## [The task]
Give the data again, word for word.

## [Dataset records]
** START **

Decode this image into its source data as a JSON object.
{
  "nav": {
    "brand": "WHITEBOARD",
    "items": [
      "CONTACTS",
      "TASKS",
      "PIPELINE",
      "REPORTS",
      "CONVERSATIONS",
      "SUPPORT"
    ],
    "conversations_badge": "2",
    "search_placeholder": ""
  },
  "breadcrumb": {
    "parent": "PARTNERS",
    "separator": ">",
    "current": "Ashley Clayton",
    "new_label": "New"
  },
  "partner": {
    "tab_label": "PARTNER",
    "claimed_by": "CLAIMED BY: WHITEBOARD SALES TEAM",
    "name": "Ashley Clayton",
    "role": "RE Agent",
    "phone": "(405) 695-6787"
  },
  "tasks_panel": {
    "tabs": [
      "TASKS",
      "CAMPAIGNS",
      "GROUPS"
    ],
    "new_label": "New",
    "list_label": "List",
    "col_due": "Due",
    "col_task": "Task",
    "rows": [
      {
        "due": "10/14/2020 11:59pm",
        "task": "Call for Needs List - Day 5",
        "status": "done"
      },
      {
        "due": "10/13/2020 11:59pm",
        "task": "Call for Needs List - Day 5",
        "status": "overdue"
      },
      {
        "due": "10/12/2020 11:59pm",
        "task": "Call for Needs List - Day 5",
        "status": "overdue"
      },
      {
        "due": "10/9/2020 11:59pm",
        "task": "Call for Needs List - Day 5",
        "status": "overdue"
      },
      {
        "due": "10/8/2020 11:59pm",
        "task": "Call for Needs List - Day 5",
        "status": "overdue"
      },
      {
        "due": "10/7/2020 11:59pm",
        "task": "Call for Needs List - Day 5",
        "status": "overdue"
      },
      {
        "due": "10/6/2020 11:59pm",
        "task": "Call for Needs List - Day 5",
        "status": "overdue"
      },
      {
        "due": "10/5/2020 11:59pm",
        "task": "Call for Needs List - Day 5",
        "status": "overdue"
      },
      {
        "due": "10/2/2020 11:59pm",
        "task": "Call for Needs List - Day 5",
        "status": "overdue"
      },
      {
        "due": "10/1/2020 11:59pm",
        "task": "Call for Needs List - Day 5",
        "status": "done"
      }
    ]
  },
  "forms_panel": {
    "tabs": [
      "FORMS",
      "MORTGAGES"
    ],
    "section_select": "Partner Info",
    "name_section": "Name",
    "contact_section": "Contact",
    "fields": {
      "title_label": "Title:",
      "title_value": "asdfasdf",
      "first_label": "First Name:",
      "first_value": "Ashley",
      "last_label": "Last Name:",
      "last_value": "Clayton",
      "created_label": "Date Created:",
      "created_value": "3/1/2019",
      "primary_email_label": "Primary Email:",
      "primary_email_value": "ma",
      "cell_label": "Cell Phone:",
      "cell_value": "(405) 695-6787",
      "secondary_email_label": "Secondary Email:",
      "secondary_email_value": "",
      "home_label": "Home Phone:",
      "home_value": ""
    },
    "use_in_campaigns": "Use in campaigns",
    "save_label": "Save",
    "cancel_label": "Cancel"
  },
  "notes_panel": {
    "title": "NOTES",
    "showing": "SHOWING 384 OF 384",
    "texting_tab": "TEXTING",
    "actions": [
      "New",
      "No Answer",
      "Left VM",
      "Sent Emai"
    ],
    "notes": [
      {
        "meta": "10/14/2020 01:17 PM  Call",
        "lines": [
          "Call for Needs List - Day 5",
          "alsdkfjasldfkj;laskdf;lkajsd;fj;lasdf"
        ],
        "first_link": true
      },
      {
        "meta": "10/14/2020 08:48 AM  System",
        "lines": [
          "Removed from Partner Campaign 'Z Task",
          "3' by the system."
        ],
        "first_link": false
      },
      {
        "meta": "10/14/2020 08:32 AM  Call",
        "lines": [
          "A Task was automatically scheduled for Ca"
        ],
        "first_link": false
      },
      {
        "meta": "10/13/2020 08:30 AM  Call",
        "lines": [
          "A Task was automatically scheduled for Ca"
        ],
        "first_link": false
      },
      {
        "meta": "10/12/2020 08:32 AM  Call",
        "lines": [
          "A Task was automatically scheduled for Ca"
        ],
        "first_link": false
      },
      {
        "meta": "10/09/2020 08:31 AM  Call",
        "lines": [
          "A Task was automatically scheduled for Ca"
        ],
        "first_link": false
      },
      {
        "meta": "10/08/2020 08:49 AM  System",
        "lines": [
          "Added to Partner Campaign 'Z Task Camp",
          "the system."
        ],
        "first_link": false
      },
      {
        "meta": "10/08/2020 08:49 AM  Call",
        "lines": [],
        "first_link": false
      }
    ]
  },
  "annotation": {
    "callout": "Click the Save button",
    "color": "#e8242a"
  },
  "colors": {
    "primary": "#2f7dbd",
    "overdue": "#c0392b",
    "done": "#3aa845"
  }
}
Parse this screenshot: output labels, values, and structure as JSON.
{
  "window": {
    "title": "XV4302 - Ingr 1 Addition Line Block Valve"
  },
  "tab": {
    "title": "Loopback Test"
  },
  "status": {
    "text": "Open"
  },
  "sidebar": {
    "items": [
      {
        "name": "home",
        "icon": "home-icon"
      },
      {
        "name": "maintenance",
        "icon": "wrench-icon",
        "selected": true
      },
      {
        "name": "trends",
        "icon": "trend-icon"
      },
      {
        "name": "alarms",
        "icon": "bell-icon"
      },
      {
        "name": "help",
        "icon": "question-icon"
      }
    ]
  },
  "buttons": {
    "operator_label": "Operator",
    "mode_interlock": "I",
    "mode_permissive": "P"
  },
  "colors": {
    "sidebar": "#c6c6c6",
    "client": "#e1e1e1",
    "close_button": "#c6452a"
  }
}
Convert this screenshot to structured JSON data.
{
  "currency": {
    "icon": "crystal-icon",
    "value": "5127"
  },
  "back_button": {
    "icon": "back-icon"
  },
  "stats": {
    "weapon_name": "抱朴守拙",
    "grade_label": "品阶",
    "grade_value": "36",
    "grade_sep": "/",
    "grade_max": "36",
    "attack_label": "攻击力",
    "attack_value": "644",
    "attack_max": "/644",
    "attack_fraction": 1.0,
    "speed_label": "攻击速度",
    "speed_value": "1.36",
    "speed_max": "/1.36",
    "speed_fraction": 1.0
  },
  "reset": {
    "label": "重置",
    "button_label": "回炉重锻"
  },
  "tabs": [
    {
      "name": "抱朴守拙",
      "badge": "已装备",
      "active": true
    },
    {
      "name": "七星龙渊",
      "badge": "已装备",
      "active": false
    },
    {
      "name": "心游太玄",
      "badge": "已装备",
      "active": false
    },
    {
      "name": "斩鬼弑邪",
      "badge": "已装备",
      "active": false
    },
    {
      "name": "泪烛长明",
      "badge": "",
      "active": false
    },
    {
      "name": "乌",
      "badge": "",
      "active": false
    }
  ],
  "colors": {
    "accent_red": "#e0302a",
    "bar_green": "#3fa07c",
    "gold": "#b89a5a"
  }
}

** END **

## [Result for this exercise]
Decode this image into its source data as a JSON object.
{
  "nav": {
    "brand": "WHITEBOARD",
    "items": [
      "CONTACTS",
      "TASKS",
      "PIPELINE",
      "REPORTS",
      "CONVERSATIONS",
      "SUPPORT"
    ],
    "conversations_badge": "2",
    "search_placeholder": ""
  },
  "breadcrumb": {
    "parent": "PARTNERS",
    "separator": ">",
    "current": "Ashley Clayton",
    "new_label": "New"
  },
  "partner": {
    "tab_label": "PARTNER",
    "claimed_by": "CLAIMED BY: WHITEBOARD SALES TEAM",
    "name": "Ashley Clayton",
    "role": "RE Agent",
    "phone": "(405) 695-6787"
  },
  "tasks_panel": {
    "tabs": [
      "TASKS",
      "CAMPAIGNS",
      "GROUPS"
    ],
    "new_label": "New",
    "list_label": "List",
    "col_due": "Due",
    "col_task": "Task",
    "rows": [
      {
        "due": "10/14/2020 11:59pm",
        "task": "Call for Needs List - Day 5",
        "status": "done"
      },
      {
        "due": "10/13/2020 11:59pm",
        "task": "Call for Needs List - Day 5",
        "status": "overdue"
      },
      {
        "due": "10/12/2020 11:59pm",
        "task": "Call for Needs List - Day 5",
        "status": "overdue"
      },
      {
        "due": "10/9/2020 11:59pm",
        "task": "Call for Needs List - Day 5",
        "status": "overdue"
      },
      {
        "due": "10/8/2020 11:59pm",
        "task": "Call for Needs List - Day 5",
        "status": "overdue"
      },
      {
        "due": "10/7/2020 11:59pm",
        "task": "Call for Needs List - Day 5",
        "status": "overdue"
      },
      {
        "due": "10/6/2020 11:59pm",
        "task": "Call for Needs List - Day 5",
        "status": "overdue"
      },
      {
        "due": "10/5/2020 11:59pm",
        "task": "Call for Needs List - Day 5",
        "status": "overdue"
      },
      {
        "due": "10/2/2020 11:59pm",
        "task": "Call for Needs List - Day 5",
        "status": "overdue"
      },
      {
        "due": "10/1/2020 11:59pm",
        "task": "Call for Needs List - Day 5",
        "status": "done"
      }
    ]
  },
  "forms_panel": {
    "tabs": [
      "FORMS",
      "MORTGAGES"
    ],
    "section_select": "Partner Info",
    "name_section": "Name",
    "contact_section": "Contact",
    "fields": {
      "title_label": "Title:",
      "title_value": "asdfasdf",
      "first_label": "First Name:",
      "first_value": "Ashley",
      "last_label": "Last Name:",
      "last_value": "Clayton",
      "created_label": "Date Created:",
      "created_value": "3/1/2019",
      "primary_email_label": "Primary Email:",
      "primary_email_value": "ma",
      "cell_label": "Cell Phone:",
      "cell_value": "(405) 695-6787",
      "secondary_email_label": "Secondary Email:",
      "secondary_email_value": "",
      "home_label": "Home Phone:",
      "home_value": ""
    },
    "use_in_campaigns": "Use in campaigns",
    "save_label": "Save",
    "cancel_label": "Cancel"
  },
  "notes_panel": {
    "title": "NOTES",
    "showing": "SHOWING 384 OF 384",
    "texting_tab": "TEXTING",
    "actions": [
      "New",
      "No Answer",
      "Left VM",
      "Sent Emai"
    ],
    "notes": [
      {
        "meta": "10/14/2020 01:17 PM  Call",
        "lines": [
          "Call for Needs List - Day 5",
          "alsdkfjasldfkj;laskdf;lkajsd;fj;lasdf"
        ],
        "first_link": true
      },
      {
        "meta": "10/14/2020 08:48 AM  System",
        "lines": [
          "Removed from Partner Campaign 'Z Task",
          "3' by the system."
        ],
        "first_link": false
      },
      {
        "meta": "10/14/2020 08:32 AM  Call",
        "lines": [
          "A Task was automatically scheduled for Ca"
        ],
        "first_link": false
      },
      {
        "meta": "10/13/2020 08:30 AM  Call",
        "lines": [
          "A Task was automatically scheduled for Ca"
        ],
        "first_link": false
      },
      {
        "meta": "10/12/2020 08:32 AM  Call",
        "lines": [
          "A Task was automatically scheduled for Ca"
        ],
        "first_link": false
      },
      {
        "meta": "10/09/2020 08:31 AM  Call",
        "lines": [
          "A Task was automatically scheduled for Ca"
        ],
        "first_link": false
      },
      {
        "meta": "10/08/2020 08:49 AM  System",
        "lines": [
          "Added to Partner Campaign 'Z Task Camp",
          "the system."
        ],
        "first_link": false
      },
      {
        "meta": "10/08/2020 08:49 AM  Call",
        "lines": [],
        "first_link": false
      }
    ]
  },
  "annotation": {
    "callout": "Click the Save button",
    "color": "#e8242a"
  },
  "colors": {
    "primary": "#2f7dbd",
    "overdue": "#c0392b",
    "done": "#3aa845"
  }
}
Parse this screenshot: output labels, values, and structure as JSON.
{
  "window": {
    "title": "XV4302 - Ingr 1 Addition Line Block Valve"
  },
  "tab": {
    "title": "Loopback Test"
  },
  "status": {
    "text": "Open"
  },
  "sidebar": {
    "items": [
      {
        "name": "home",
        "icon": "home-icon"
      },
      {
        "name": "maintenance",
        "icon": "wrench-icon",
        "selected": true
      },
      {
        "name": "trends",
        "icon": "trend-icon"
      },
      {
        "name": "alarms",
        "icon": "bell-icon"
      },
      {
        "name": "help",
        "icon": "question-icon"
      }
    ]
  },
  "buttons": {
    "operator_label": "Operator",
    "mode_interlock": "I",
    "mode_permissive": "P"
  },
  "colors": {
    "sidebar": "#c6c6c6",
    "client": "#e1e1e1",
    "close_button": "#c6452a"
  }
}
Convert this screenshot to structured JSON data.
{
  "currency": {
    "icon": "crystal-icon",
    "value": "5127"
  },
  "back_button": {
    "icon": "back-icon"
  },
  "stats": {
    "weapon_name": "抱朴守拙",
    "grade_label": "品阶",
    "grade_value": "36",
    "grade_sep": "/",
    "grade_max": "36",
    "attack_label": "攻击力",
    "attack_value": "644",
    "attack_max": "/644",
    "attack_fraction": 1.0,
    "speed_label": "攻击速度",
    "speed_value": "1.36",
    "speed_max": "/1.36",
    "speed_fraction": 1.0
  },
  "reset": {
    "label": "重置",
    "button_label": "回炉重锻"
  },
  "tabs": [
    {
      "name": "抱朴守拙",
      "badge": "已装备",
      "active": true
    },
    {
      "name": "七星龙渊",
      "badge": "已装备",
      "active": false
    },
    {
      "name": "心游太玄",
      "badge": "已装备",
      "active": false
    },
    {
      "name": "斩鬼弑邪",
      "badge": "已装备",
      "active": false
    },
    {
      "name": "泪烛长明",
      "badge": "",
      "active": false
    },
    {
      "name": "乌",
      "badge": "",
      "active": false
    }
  ],
  "colors": {
    "accent_red": "#e0302a",
    "bar_green": "#3fa07c",
    "gold": "#b89a5a"
  }
}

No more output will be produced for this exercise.